» TO BE DONE: Leaving out every picture, quote the data below exactly as it appears.

» PROVIDED MATERIAL:
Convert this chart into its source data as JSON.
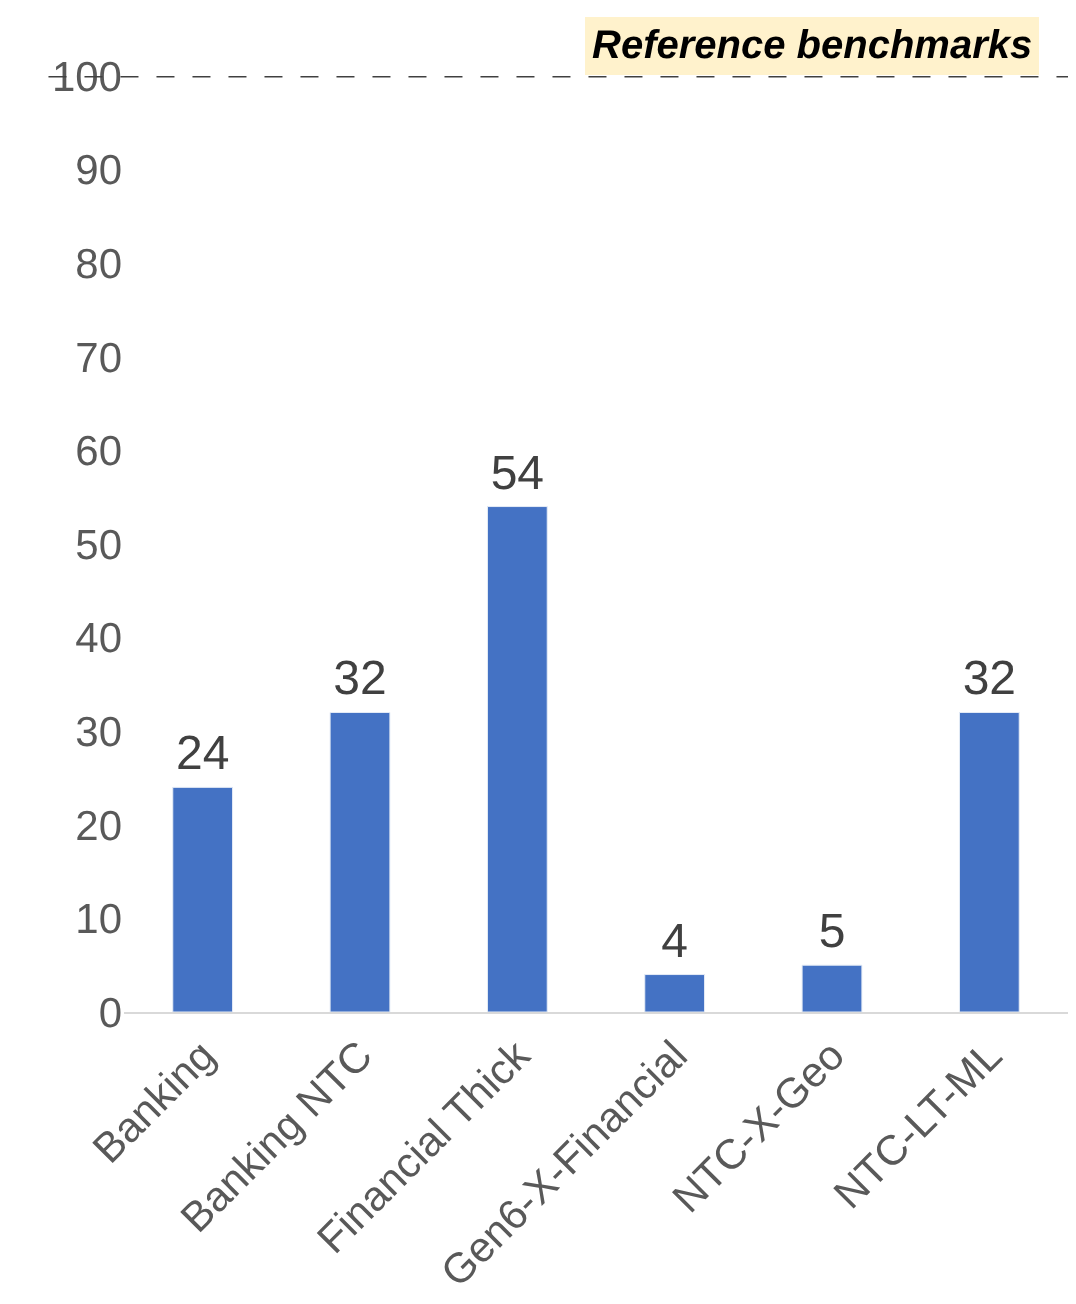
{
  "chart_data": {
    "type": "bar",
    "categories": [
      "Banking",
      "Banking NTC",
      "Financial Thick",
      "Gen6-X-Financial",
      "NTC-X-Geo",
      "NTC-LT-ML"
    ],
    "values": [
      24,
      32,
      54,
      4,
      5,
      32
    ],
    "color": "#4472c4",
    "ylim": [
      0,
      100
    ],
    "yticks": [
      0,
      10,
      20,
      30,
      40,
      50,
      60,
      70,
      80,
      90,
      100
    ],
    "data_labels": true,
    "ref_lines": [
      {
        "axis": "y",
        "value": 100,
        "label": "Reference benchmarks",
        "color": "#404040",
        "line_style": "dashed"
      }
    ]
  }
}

» SOLUTION TO THE EXERCISE:
Convert this chart into its source data as JSON.
{
  "chart_data": {
    "type": "bar",
    "categories": [
      "Banking",
      "Banking NTC",
      "Financial Thick",
      "Gen6-X-Financial",
      "NTC-X-Geo",
      "NTC-LT-ML"
    ],
    "values": [
      24,
      32,
      54,
      4,
      5,
      32
    ],
    "color": "#4472c4",
    "ylim": [
      0,
      100
    ],
    "yticks": [
      0,
      10,
      20,
      30,
      40,
      50,
      60,
      70,
      80,
      90,
      100
    ],
    "data_labels": true,
    "ref_lines": [
      {
        "axis": "y",
        "value": 100,
        "label": "Reference benchmarks",
        "color": "#404040",
        "line_style": "dashed"
      }
    ]
  }
}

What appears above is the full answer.